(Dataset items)

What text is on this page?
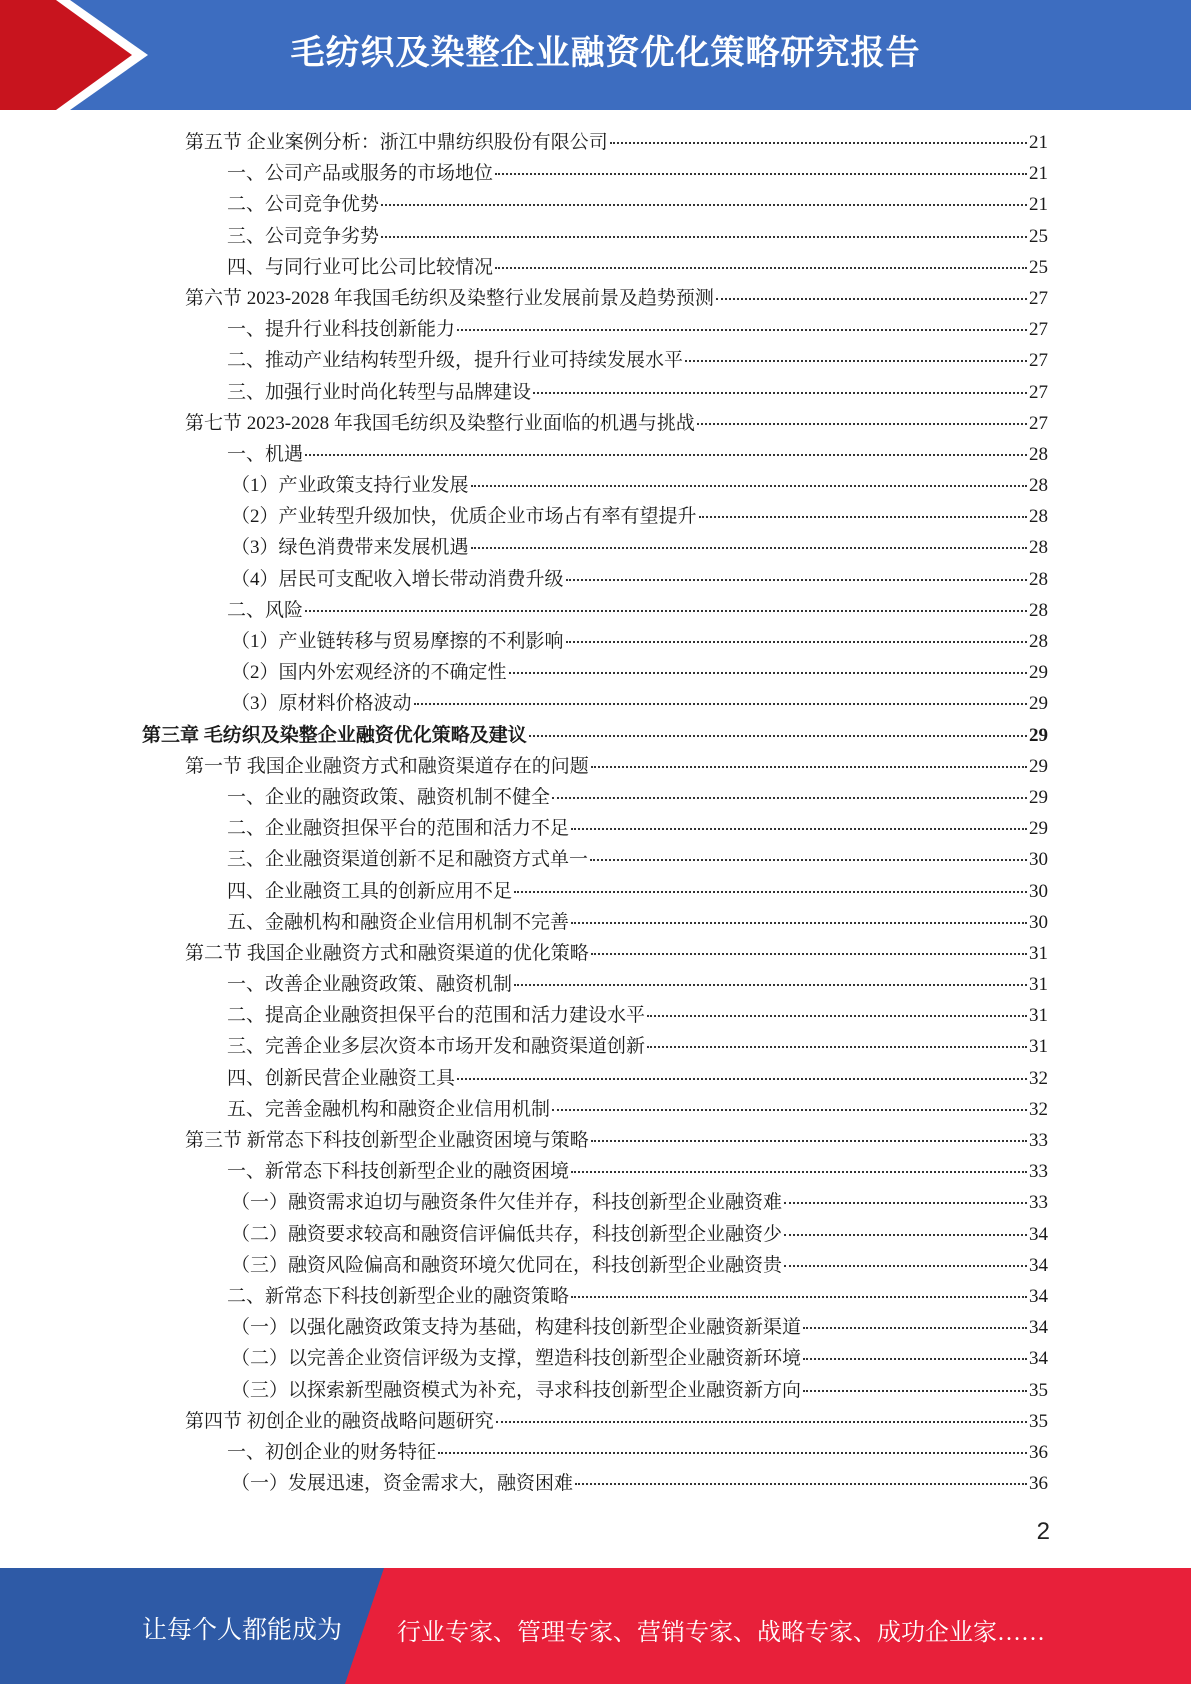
毛纺织及染整企业融资优化策略研究报告
第五节 企业案例分析：浙江中鼎纺织股份有限公司	21
一、公司产品或服务的市场地位	21
二、公司竞争优势	21
三、公司竞争劣势	25
四、与同行业可比公司比较情况	25
第六节 2023-2028 年我国毛纺织及染整行业发展前景及趋势预测	27
一、提升行业科技创新能力	27
二、推动产业结构转型升级，提升行业可持续发展水平	27
三、加强行业时尚化转型与品牌建设	27
第七节 2023-2028 年我国毛纺织及染整行业面临的机遇与挑战	27
一、机遇	28
（1）产业政策支持行业发展	28
（2）产业转型升级加快，优质企业市场占有率有望提升	28
（3）绿色消费带来发展机遇	28
（4）居民可支配收入增长带动消费升级	28
二、风险	28
（1）产业链转移与贸易摩擦的不利影响	28
（2）国内外宏观经济的不确定性	29
（3）原材料价格波动	29
第三章 毛纺织及染整企业融资优化策略及建议	29
第一节 我国企业融资方式和融资渠道存在的问题	29
一、企业的融资政策、融资机制不健全	29
二、企业融资担保平台的范围和活力不足	29
三、企业融资渠道创新不足和融资方式单一	30
四、企业融资工具的创新应用不足	30
五、金融机构和融资企业信用机制不完善	30
第二节 我国企业融资方式和融资渠道的优化策略	31
一、改善企业融资政策、融资机制	31
二、提高企业融资担保平台的范围和活力建设水平	31
三、完善企业多层次资本市场开发和融资渠道创新	31
四、创新民营企业融资工具	32
五、完善金融机构和融资企业信用机制	32
第三节 新常态下科技创新型企业融资困境与策略	33
一、新常态下科技创新型企业的融资困境	33
（一）融资需求迫切与融资条件欠佳并存，科技创新型企业融资难	33
（二）融资要求较高和融资信评偏低共存，科技创新型企业融资少	34
（三）融资风险偏高和融资环境欠优同在，科技创新型企业融资贵	34
二、新常态下科技创新型企业的融资策略	34
（一）以强化融资政策支持为基础，构建科技创新型企业融资新渠道	34
（二）以完善企业资信评级为支撑，塑造科技创新型企业融资新环境	34
（三）以探索新型融资模式为补充，寻求科技创新型企业融资新方向	35
第四节 初创企业的融资战略问题研究	35
一、初创企业的财务特征	36
（一）发展迅速，资金需求大，融资困难	36
2
让每个人都能成为 行业专家、管理专家、营销专家、战略专家、成功企业家……
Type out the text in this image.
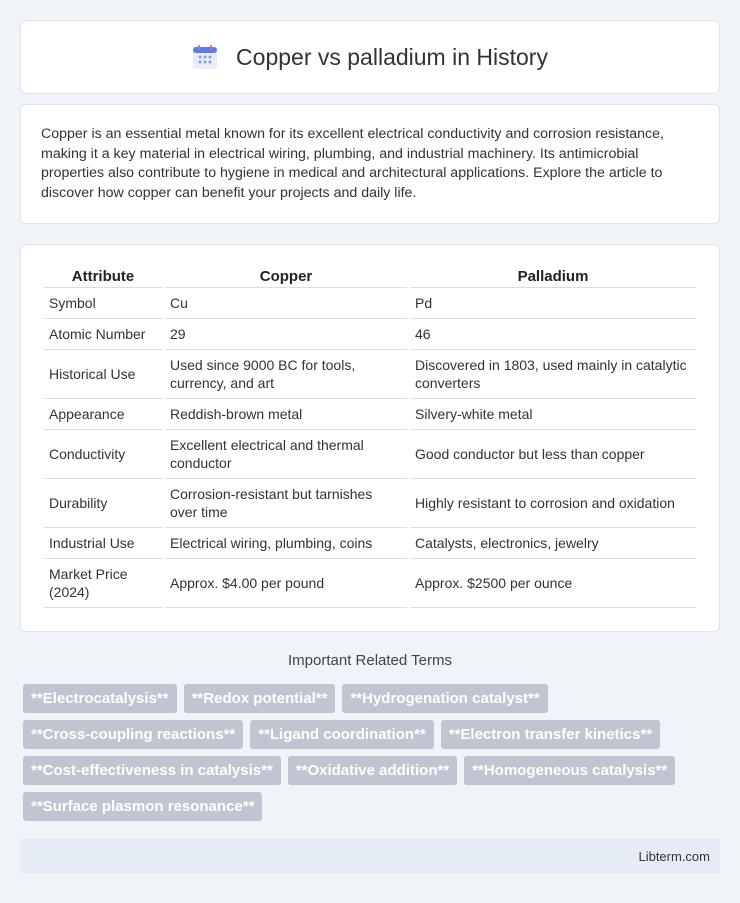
Copper vs palladium in History

Copper is an essential metal known for its excellent electrical conductivity and corrosion resistance, making it a key material in electrical wiring, plumbing, and industrial machinery. Its antimicrobial properties also contribute to hygiene in medical and architectural applications. Explore the article to discover how copper can benefit your projects and daily life.

Attribute	Copper	Palladium
Symbol	Cu	Pd
Atomic Number	29	46
Historical Use	Used since 9000 BC for tools, currency, and art	Discovered in 1803, used mainly in catalytic converters
Appearance	Reddish-brown metal	Silvery-white metal
Conductivity	Excellent electrical and thermal conductor	Good conductor but less than copper
Durability	Corrosion-resistant but tarnishes over time	Highly resistant to corrosion and oxidation
Industrial Use	Electrical wiring, plumbing, coins	Catalysts, electronics, jewelry
Market Price (2024)	Approx. $4.00 per pound	Approx. $2500 per ounce
Important Related Terms
**Electrocatalysis**	**Redox potential**	**Hydrogenation catalyst**
**Cross-coupling reactions**	**Ligand coordination**	**Electron transfer kinetics**
**Cost-effectiveness in catalysis**	**Oxidative addition**	**Homogeneous catalysis**
**Surface plasmon resonance**
Libterm.com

GIVEN TASK: Pictures in the records must not appear in the copy; transcribe everything else precisely.

FINAL RESULT:
What text is on this page?
毛纺织及染整企业融资优化策略研究报告
第五节 企业案例分析：浙江中鼎纺织股份有限公司	21
一、公司产品或服务的市场地位	21
二、公司竞争优势	21
三、公司竞争劣势	25
四、与同行业可比公司比较情况	25
第六节 2023-2028 年我国毛纺织及染整行业发展前景及趋势预测	27
一、提升行业科技创新能力	27
二、推动产业结构转型升级，提升行业可持续发展水平	27
三、加强行业时尚化转型与品牌建设	27
第七节 2023-2028 年我国毛纺织及染整行业面临的机遇与挑战	27
一、机遇	28
（1）产业政策支持行业发展	28
（2）产业转型升级加快，优质企业市场占有率有望提升	28
（3）绿色消费带来发展机遇	28
（4）居民可支配收入增长带动消费升级	28
二、风险	28
（1）产业链转移与贸易摩擦的不利影响	28
（2）国内外宏观经济的不确定性	29
（3）原材料价格波动	29
第三章 毛纺织及染整企业融资优化策略及建议	29
第一节 我国企业融资方式和融资渠道存在的问题	29
一、企业的融资政策、融资机制不健全	29
二、企业融资担保平台的范围和活力不足	29
三、企业融资渠道创新不足和融资方式单一	30
四、企业融资工具的创新应用不足	30
五、金融机构和融资企业信用机制不完善	30
第二节 我国企业融资方式和融资渠道的优化策略	31
一、改善企业融资政策、融资机制	31
二、提高企业融资担保平台的范围和活力建设水平	31
三、完善企业多层次资本市场开发和融资渠道创新	31
四、创新民营企业融资工具	32
五、完善金融机构和融资企业信用机制	32
第三节 新常态下科技创新型企业融资困境与策略	33
一、新常态下科技创新型企业的融资困境	33
（一）融资需求迫切与融资条件欠佳并存，科技创新型企业融资难	33
（二）融资要求较高和融资信评偏低共存，科技创新型企业融资少	34
（三）融资风险偏高和融资环境欠优同在，科技创新型企业融资贵	34
二、新常态下科技创新型企业的融资策略	34
（一）以强化融资政策支持为基础，构建科技创新型企业融资新渠道	34
（二）以完善企业资信评级为支撑，塑造科技创新型企业融资新环境	34
（三）以探索新型融资模式为补充，寻求科技创新型企业融资新方向	35
第四节 初创企业的融资战略问题研究	35
一、初创企业的财务特征	36
（一）发展迅速，资金需求大，融资困难	36
2
让每个人都能成为 行业专家、管理专家、营销专家、战略专家、成功企业家……
Type out the text in this image.
Copper vs palladium in History

Copper is an essential metal known for its excellent electrical conductivity and corrosion resistance, making it a key material in electrical wiring, plumbing, and industrial machinery. Its antimicrobial properties also contribute to hygiene in medical and architectural applications. Explore the article to discover how copper can benefit your projects and daily life.

Attribute	Copper	Palladium
Symbol	Cu	Pd
Atomic Number	29	46
Historical Use	Used since 9000 BC for tools, currency, and art	Discovered in 1803, used mainly in catalytic converters
Appearance	Reddish-brown metal	Silvery-white metal
Conductivity	Excellent electrical and thermal conductor	Good conductor but less than copper
Durability	Corrosion-resistant but tarnishes over time	Highly resistant to corrosion and oxidation
Industrial Use	Electrical wiring, plumbing, coins	Catalysts, electronics, jewelry
Market Price (2024)	Approx. $4.00 per pound	Approx. $2500 per ounce
Important Related Terms
**Electrocatalysis**	**Redox potential**	**Hydrogenation catalyst**
**Cross-coupling reactions**	**Ligand coordination**	**Electron transfer kinetics**
**Cost-effectiveness in catalysis**	**Oxidative addition**	**Homogeneous catalysis**
**Surface plasmon resonance**
Libterm.com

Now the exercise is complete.